## START Input for this task

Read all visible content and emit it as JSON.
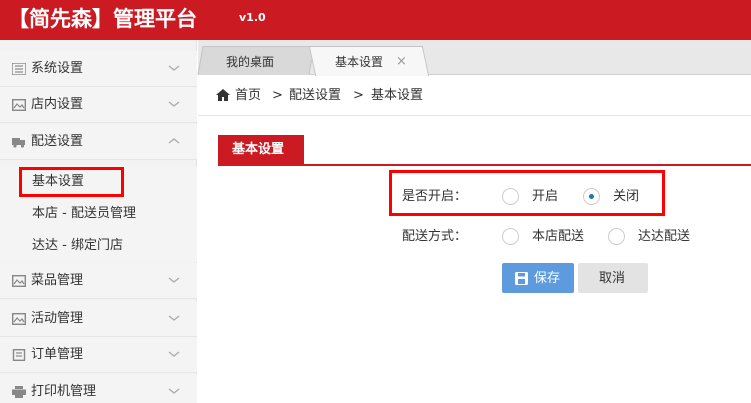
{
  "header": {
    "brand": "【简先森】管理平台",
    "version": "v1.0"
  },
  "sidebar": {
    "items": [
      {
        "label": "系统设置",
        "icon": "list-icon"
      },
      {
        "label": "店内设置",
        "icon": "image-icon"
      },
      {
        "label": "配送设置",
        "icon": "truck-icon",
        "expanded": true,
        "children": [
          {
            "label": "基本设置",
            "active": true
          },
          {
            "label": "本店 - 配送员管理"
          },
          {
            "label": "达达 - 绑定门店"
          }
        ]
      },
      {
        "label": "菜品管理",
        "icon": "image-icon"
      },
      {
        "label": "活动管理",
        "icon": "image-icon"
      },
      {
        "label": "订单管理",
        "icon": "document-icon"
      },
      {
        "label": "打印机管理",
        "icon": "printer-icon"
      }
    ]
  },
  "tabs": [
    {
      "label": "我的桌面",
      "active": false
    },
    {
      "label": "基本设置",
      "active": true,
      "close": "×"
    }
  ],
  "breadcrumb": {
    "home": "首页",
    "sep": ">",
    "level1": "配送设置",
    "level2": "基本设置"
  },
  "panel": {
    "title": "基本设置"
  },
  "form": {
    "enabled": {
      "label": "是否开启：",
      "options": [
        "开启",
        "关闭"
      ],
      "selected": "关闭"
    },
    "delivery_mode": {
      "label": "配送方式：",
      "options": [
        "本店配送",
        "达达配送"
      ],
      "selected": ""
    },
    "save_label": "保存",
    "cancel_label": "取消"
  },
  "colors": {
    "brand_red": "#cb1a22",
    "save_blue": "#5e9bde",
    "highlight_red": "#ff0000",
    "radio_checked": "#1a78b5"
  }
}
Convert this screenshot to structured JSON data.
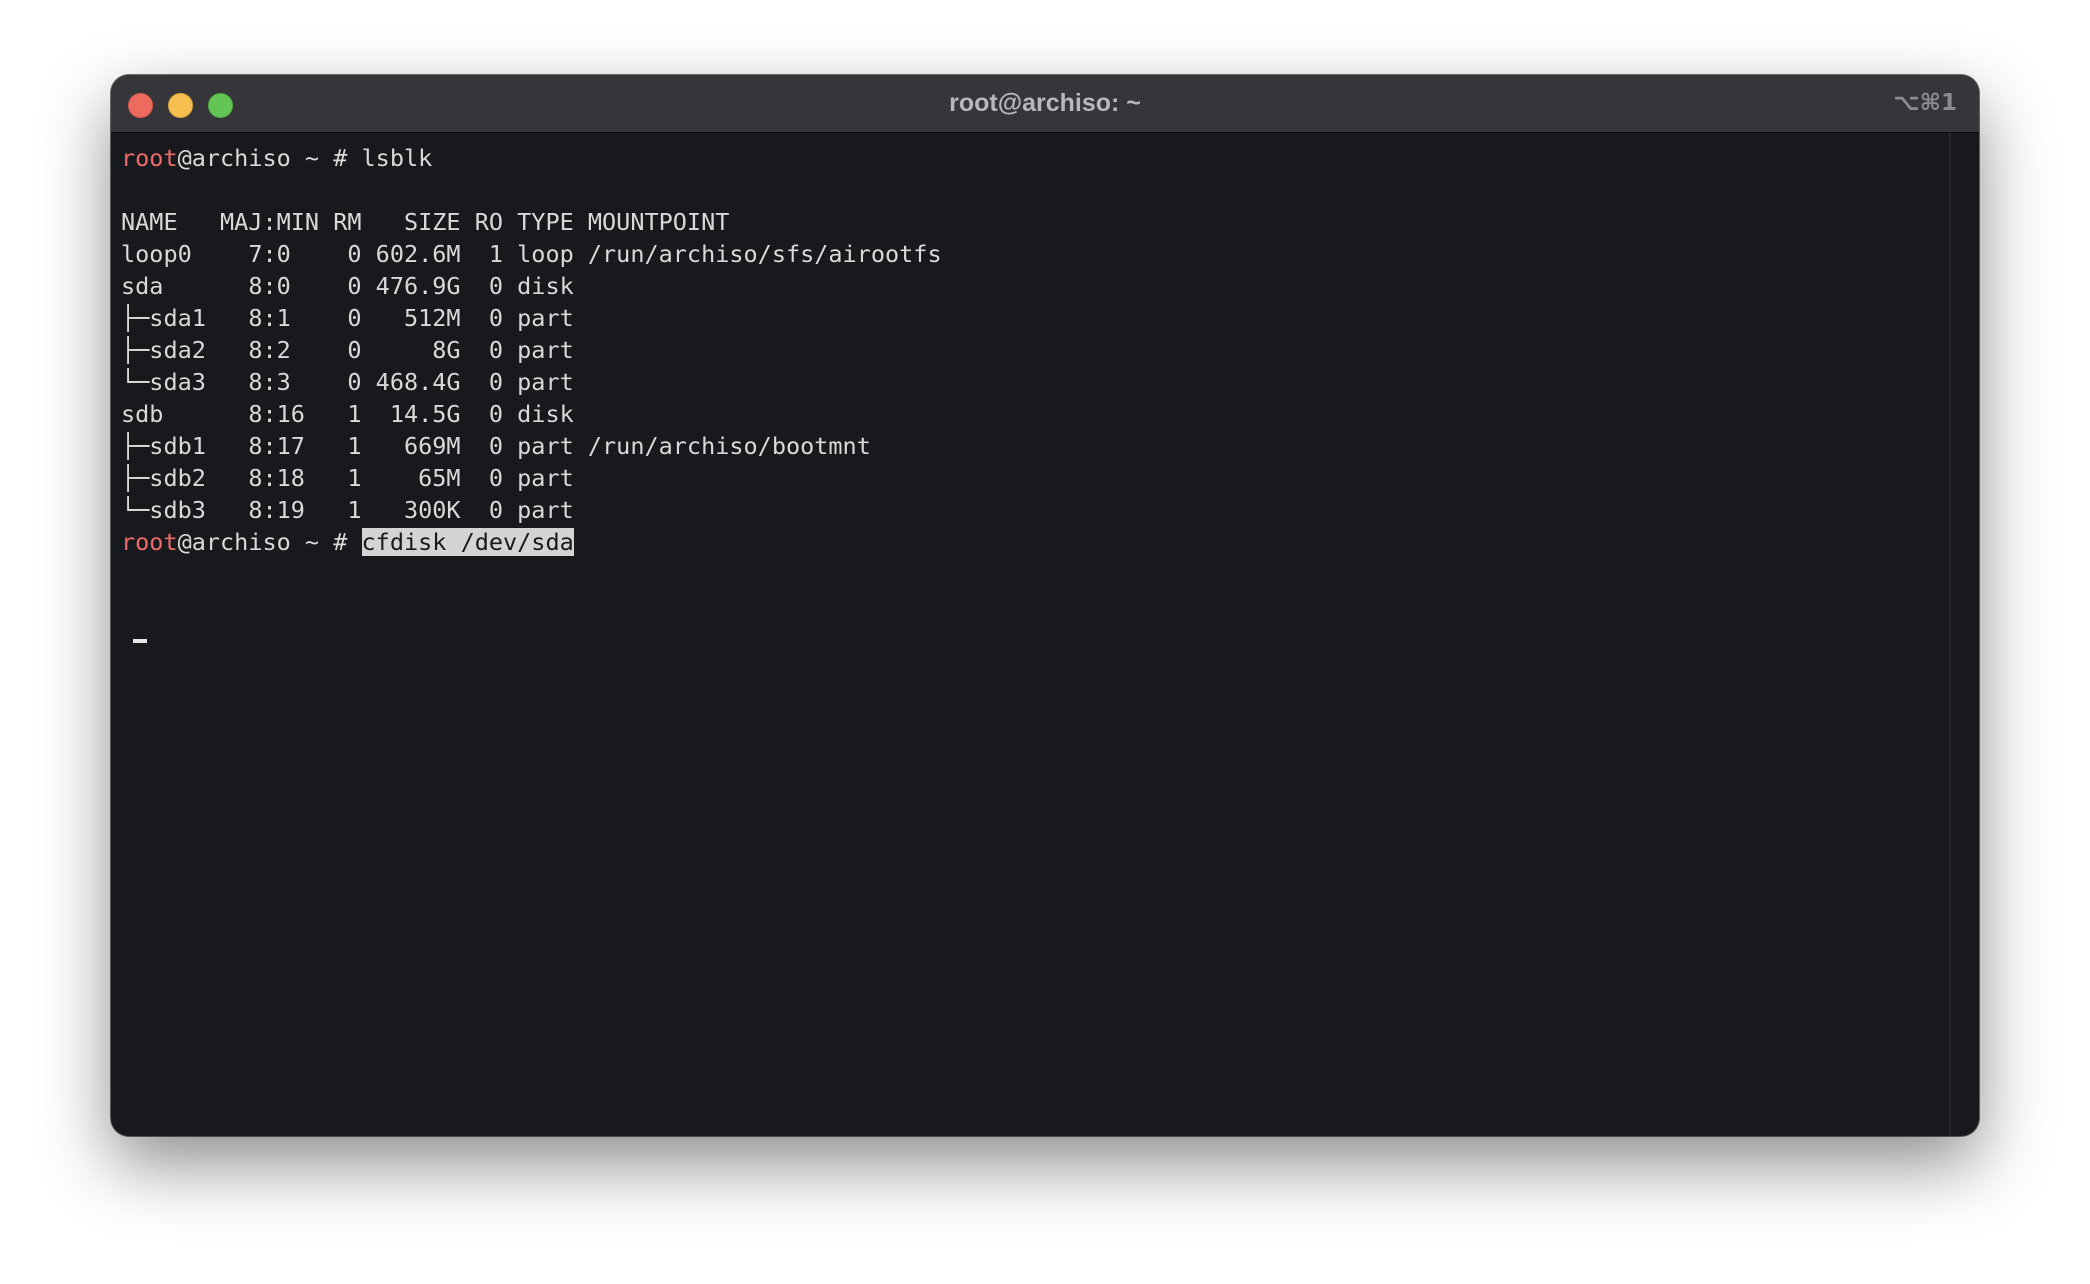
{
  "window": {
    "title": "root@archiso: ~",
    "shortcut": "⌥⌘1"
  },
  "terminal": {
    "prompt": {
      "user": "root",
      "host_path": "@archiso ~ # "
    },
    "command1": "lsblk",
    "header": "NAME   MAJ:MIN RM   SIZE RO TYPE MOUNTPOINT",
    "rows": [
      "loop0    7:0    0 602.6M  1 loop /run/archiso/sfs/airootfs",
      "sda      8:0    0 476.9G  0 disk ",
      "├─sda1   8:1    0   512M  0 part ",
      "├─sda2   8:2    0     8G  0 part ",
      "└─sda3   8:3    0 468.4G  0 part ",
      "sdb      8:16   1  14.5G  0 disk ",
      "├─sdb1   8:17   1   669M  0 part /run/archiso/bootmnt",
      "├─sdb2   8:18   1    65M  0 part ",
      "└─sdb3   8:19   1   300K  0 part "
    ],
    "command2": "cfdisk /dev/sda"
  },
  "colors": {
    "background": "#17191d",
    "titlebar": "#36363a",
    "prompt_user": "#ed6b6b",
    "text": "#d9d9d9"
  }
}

## END Input for this task
## START Input for this task

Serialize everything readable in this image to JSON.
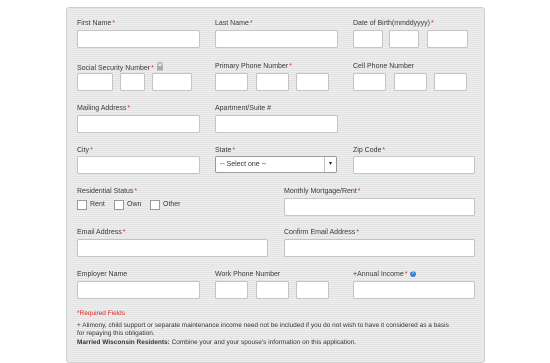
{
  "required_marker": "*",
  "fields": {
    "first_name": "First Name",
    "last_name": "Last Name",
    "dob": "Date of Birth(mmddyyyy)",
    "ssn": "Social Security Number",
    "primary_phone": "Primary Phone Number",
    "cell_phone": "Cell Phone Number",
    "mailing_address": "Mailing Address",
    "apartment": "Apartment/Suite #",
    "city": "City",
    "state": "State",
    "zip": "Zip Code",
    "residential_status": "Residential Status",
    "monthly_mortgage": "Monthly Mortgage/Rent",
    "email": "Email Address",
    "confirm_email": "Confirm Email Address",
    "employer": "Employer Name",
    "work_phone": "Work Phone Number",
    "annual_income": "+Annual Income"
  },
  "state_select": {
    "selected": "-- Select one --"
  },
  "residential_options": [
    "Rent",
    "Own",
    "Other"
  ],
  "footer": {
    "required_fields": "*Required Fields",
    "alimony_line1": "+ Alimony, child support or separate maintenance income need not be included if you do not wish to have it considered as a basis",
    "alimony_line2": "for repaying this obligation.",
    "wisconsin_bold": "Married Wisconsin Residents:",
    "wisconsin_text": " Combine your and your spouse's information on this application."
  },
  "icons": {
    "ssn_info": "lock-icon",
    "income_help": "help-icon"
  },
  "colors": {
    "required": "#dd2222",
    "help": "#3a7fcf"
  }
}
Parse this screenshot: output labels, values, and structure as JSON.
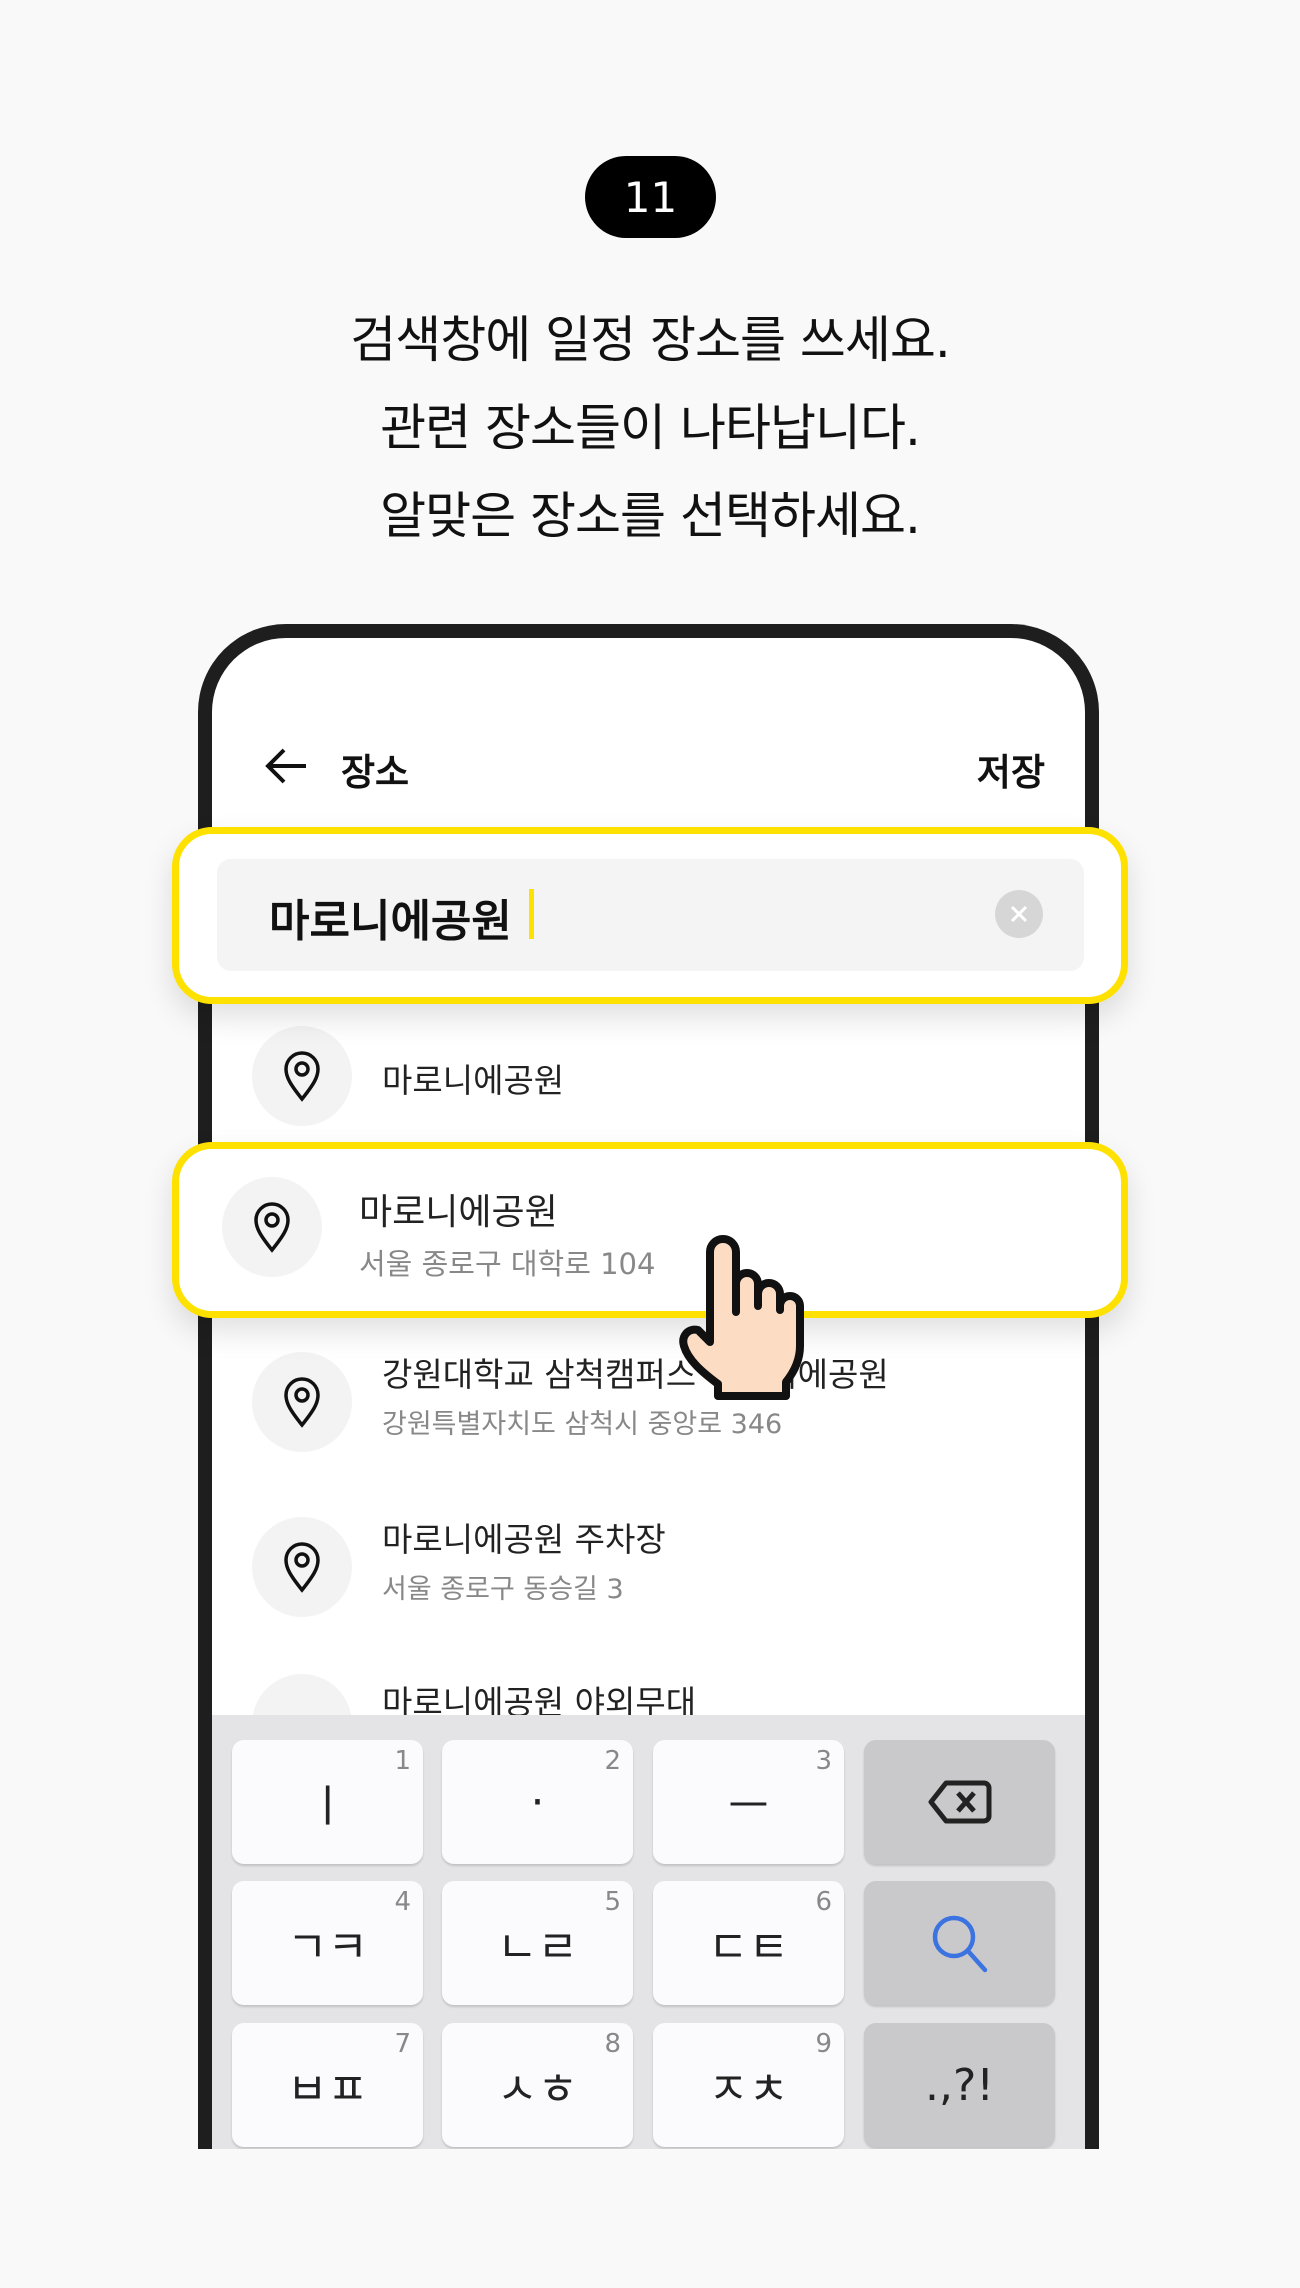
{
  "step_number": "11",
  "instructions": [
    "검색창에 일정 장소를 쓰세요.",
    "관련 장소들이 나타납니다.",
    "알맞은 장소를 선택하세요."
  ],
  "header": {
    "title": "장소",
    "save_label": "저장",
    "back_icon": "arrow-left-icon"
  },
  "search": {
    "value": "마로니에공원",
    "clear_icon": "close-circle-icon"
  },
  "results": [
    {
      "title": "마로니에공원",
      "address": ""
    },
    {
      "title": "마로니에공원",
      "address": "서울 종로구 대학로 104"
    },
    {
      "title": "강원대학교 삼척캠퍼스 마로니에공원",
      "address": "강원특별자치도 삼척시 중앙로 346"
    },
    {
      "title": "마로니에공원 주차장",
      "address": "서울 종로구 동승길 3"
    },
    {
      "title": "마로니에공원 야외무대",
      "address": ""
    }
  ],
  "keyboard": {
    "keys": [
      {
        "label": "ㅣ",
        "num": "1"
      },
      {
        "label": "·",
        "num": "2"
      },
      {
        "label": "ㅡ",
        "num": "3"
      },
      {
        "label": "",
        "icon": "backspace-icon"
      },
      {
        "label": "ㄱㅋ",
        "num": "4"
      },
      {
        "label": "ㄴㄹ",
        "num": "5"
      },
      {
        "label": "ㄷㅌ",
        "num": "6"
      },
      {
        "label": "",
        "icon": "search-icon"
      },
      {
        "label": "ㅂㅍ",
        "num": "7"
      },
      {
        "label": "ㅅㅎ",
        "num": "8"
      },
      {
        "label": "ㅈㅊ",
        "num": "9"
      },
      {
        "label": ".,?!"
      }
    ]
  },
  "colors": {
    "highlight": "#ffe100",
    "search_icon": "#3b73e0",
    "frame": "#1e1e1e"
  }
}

## END Input for this task

## Exercise directions
List every line in the records above that contains the word "active".

## Exercise output
            "active": true
      "active": false
      "active": true,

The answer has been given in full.